• **Task directions**
Transcribe the full listing below exactly.

• **Stored records**
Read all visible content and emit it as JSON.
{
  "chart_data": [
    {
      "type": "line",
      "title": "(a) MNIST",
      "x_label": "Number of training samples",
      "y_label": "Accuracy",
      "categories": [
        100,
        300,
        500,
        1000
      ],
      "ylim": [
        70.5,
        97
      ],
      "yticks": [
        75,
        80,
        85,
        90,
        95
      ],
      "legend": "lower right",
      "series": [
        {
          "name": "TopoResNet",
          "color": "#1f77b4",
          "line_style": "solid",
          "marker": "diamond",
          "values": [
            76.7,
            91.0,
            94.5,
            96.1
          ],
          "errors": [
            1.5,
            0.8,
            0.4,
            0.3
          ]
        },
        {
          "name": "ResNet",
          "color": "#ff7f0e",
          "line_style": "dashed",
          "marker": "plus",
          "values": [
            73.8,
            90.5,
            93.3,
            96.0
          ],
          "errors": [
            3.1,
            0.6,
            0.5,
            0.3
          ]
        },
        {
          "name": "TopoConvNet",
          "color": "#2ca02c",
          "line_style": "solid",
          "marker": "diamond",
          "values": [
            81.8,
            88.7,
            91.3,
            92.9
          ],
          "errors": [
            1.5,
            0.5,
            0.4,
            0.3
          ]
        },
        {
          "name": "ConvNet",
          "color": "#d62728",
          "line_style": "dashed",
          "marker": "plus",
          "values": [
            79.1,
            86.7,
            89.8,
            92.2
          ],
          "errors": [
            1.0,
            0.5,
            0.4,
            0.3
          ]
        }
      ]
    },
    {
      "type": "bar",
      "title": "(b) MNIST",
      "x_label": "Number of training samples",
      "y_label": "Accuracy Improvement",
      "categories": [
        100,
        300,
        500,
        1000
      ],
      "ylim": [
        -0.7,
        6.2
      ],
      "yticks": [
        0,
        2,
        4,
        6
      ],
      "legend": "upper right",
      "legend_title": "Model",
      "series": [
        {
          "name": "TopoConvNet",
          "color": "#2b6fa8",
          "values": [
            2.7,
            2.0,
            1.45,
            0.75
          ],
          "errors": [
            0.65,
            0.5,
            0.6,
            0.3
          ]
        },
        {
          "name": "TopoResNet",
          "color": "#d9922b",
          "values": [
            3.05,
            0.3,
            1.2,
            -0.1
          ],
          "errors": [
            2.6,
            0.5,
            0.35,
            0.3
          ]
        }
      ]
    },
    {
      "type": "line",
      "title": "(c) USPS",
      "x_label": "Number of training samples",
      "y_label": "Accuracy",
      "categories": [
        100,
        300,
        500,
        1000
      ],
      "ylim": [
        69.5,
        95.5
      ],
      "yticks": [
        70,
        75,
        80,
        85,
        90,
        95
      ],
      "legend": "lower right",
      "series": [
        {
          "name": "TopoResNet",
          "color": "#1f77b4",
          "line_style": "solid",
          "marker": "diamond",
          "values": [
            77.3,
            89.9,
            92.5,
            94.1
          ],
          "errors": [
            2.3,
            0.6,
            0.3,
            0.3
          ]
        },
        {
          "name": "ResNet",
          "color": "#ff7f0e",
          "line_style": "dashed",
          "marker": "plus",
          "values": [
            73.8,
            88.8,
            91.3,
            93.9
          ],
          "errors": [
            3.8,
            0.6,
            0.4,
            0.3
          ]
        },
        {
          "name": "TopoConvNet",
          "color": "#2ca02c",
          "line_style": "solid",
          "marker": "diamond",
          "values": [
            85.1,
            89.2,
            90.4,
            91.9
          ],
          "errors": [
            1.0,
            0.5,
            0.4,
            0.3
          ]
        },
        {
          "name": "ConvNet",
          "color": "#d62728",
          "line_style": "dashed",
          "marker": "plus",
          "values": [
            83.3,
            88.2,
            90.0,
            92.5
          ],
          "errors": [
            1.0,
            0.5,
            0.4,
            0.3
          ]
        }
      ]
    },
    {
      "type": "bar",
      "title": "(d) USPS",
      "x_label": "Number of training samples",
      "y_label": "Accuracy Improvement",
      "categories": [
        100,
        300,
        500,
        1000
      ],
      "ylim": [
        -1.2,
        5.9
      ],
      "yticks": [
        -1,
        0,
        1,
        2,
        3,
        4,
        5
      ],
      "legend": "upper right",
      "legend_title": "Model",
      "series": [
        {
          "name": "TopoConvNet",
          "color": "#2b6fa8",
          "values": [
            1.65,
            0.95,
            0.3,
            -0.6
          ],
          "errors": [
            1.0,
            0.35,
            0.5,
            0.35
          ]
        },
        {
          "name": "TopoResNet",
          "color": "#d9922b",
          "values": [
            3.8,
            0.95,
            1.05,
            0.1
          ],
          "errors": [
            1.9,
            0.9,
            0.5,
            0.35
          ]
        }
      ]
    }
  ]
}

• **The result**
Read all visible content and emit it as JSON.
{
  "chart_data": [
    {
      "type": "line",
      "title": "(a) MNIST",
      "x_label": "Number of training samples",
      "y_label": "Accuracy",
      "categories": [
        100,
        300,
        500,
        1000
      ],
      "ylim": [
        70.5,
        97
      ],
      "yticks": [
        75,
        80,
        85,
        90,
        95
      ],
      "legend": "lower right",
      "series": [
        {
          "name": "TopoResNet",
          "color": "#1f77b4",
          "line_style": "solid",
          "marker": "diamond",
          "values": [
            76.7,
            91.0,
            94.5,
            96.1
          ],
          "errors": [
            1.5,
            0.8,
            0.4,
            0.3
          ]
        },
        {
          "name": "ResNet",
          "color": "#ff7f0e",
          "line_style": "dashed",
          "marker": "plus",
          "values": [
            73.8,
            90.5,
            93.3,
            96.0
          ],
          "errors": [
            3.1,
            0.6,
            0.5,
            0.3
          ]
        },
        {
          "name": "TopoConvNet",
          "color": "#2ca02c",
          "line_style": "solid",
          "marker": "diamond",
          "values": [
            81.8,
            88.7,
            91.3,
            92.9
          ],
          "errors": [
            1.5,
            0.5,
            0.4,
            0.3
          ]
        },
        {
          "name": "ConvNet",
          "color": "#d62728",
          "line_style": "dashed",
          "marker": "plus",
          "values": [
            79.1,
            86.7,
            89.8,
            92.2
          ],
          "errors": [
            1.0,
            0.5,
            0.4,
            0.3
          ]
        }
      ]
    },
    {
      "type": "bar",
      "title": "(b) MNIST",
      "x_label": "Number of training samples",
      "y_label": "Accuracy Improvement",
      "categories": [
        100,
        300,
        500,
        1000
      ],
      "ylim": [
        -0.7,
        6.2
      ],
      "yticks": [
        0,
        2,
        4,
        6
      ],
      "legend": "upper right",
      "legend_title": "Model",
      "series": [
        {
          "name": "TopoConvNet",
          "color": "#2b6fa8",
          "values": [
            2.7,
            2.0,
            1.45,
            0.75
          ],
          "errors": [
            0.65,
            0.5,
            0.6,
            0.3
          ]
        },
        {
          "name": "TopoResNet",
          "color": "#d9922b",
          "values": [
            3.05,
            0.3,
            1.2,
            -0.1
          ],
          "errors": [
            2.6,
            0.5,
            0.35,
            0.3
          ]
        }
      ]
    },
    {
      "type": "line",
      "title": "(c) USPS",
      "x_label": "Number of training samples",
      "y_label": "Accuracy",
      "categories": [
        100,
        300,
        500,
        1000
      ],
      "ylim": [
        69.5,
        95.5
      ],
      "yticks": [
        70,
        75,
        80,
        85,
        90,
        95
      ],
      "legend": "lower right",
      "series": [
        {
          "name": "TopoResNet",
          "color": "#1f77b4",
          "line_style": "solid",
          "marker": "diamond",
          "values": [
            77.3,
            89.9,
            92.5,
            94.1
          ],
          "errors": [
            2.3,
            0.6,
            0.3,
            0.3
          ]
        },
        {
          "name": "ResNet",
          "color": "#ff7f0e",
          "line_style": "dashed",
          "marker": "plus",
          "values": [
            73.8,
            88.8,
            91.3,
            93.9
          ],
          "errors": [
            3.8,
            0.6,
            0.4,
            0.3
          ]
        },
        {
          "name": "TopoConvNet",
          "color": "#2ca02c",
          "line_style": "solid",
          "marker": "diamond",
          "values": [
            85.1,
            89.2,
            90.4,
            91.9
          ],
          "errors": [
            1.0,
            0.5,
            0.4,
            0.3
          ]
        },
        {
          "name": "ConvNet",
          "color": "#d62728",
          "line_style": "dashed",
          "marker": "plus",
          "values": [
            83.3,
            88.2,
            90.0,
            92.5
          ],
          "errors": [
            1.0,
            0.5,
            0.4,
            0.3
          ]
        }
      ]
    },
    {
      "type": "bar",
      "title": "(d) USPS",
      "x_label": "Number of training samples",
      "y_label": "Accuracy Improvement",
      "categories": [
        100,
        300,
        500,
        1000
      ],
      "ylim": [
        -1.2,
        5.9
      ],
      "yticks": [
        -1,
        0,
        1,
        2,
        3,
        4,
        5
      ],
      "legend": "upper right",
      "legend_title": "Model",
      "series": [
        {
          "name": "TopoConvNet",
          "color": "#2b6fa8",
          "values": [
            1.65,
            0.95,
            0.3,
            -0.6
          ],
          "errors": [
            1.0,
            0.35,
            0.5,
            0.35
          ]
        },
        {
          "name": "TopoResNet",
          "color": "#d9922b",
          "values": [
            3.8,
            0.95,
            1.05,
            0.1
          ],
          "errors": [
            1.9,
            0.9,
            0.5,
            0.35
          ]
        }
      ]
    }
  ]
}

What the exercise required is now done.